Every line that contains the word "secara" should be copied out.

- [Data rows]:

******************************

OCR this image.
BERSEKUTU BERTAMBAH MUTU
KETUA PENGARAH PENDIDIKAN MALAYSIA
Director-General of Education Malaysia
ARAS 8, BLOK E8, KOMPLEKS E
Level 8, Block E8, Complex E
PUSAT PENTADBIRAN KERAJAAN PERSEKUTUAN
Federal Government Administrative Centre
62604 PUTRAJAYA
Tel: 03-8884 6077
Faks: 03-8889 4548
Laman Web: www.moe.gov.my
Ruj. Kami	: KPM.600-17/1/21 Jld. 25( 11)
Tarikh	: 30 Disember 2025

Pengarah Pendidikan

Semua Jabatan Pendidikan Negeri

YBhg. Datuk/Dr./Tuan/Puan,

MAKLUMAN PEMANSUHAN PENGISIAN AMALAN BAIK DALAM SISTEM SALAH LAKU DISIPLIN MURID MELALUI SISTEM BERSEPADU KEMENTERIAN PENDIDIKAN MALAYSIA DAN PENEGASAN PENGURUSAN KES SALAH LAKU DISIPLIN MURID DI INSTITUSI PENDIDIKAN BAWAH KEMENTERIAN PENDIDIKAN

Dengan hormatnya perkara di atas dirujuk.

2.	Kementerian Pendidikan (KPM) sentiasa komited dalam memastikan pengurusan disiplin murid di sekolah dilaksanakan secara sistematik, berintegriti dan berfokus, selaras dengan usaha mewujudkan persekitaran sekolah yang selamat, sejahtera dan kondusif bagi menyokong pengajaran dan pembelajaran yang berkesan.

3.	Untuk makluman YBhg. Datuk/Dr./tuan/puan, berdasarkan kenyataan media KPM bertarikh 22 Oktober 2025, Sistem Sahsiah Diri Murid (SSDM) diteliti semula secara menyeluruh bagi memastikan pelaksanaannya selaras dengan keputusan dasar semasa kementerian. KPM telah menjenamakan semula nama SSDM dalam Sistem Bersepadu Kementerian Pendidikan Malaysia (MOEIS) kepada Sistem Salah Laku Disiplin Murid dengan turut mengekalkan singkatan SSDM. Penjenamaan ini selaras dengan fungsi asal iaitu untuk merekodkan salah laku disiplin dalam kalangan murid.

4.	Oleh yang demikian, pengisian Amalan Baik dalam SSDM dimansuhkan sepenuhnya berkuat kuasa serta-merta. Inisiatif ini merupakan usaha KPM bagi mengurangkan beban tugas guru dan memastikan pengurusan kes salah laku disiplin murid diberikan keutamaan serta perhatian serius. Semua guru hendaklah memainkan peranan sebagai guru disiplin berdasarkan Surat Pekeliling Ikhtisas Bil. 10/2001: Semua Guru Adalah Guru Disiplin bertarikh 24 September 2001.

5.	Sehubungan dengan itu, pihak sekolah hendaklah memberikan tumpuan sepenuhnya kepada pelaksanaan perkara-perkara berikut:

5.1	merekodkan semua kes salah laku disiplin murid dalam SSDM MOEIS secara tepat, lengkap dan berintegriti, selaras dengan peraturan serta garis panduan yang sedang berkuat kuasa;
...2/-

******************************

- [Answer below]:
2.	Kementerian Pendidikan (KPM) sentiasa komited dalam memastikan pengurusan disiplin murid di sekolah dilaksanakan secara sistematik, berintegriti dan berfokus, selaras dengan usaha mewujudkan persekitaran sekolah yang selamat, sejahtera dan kondusif bagi menyokong pengajaran dan pembelajaran yang berkesan.
3.	Untuk makluman YBhg. Datuk/Dr./tuan/puan, berdasarkan kenyataan media KPM bertarikh 22 Oktober 2025, Sistem Sahsiah Diri Murid (SSDM) diteliti semula secara menyeluruh bagi memastikan pelaksanaannya selaras dengan keputusan dasar semasa kementerian. KPM telah menjenamakan semula nama SSDM dalam Sistem Bersepadu Kementerian Pendidikan Malaysia (MOEIS) kepada Sistem Salah Laku Disiplin Murid dengan turut mengekalkan singkatan SSDM. Penjenamaan ini selaras dengan fungsi asal iaitu untuk merekodkan salah laku disiplin dalam kalangan murid.
5.1	merekodkan semua kes salah laku disiplin murid dalam SSDM MOEIS secara tepat, lengkap dan berintegriti, selaras dengan peraturan serta garis panduan yang sedang berkuat kuasa;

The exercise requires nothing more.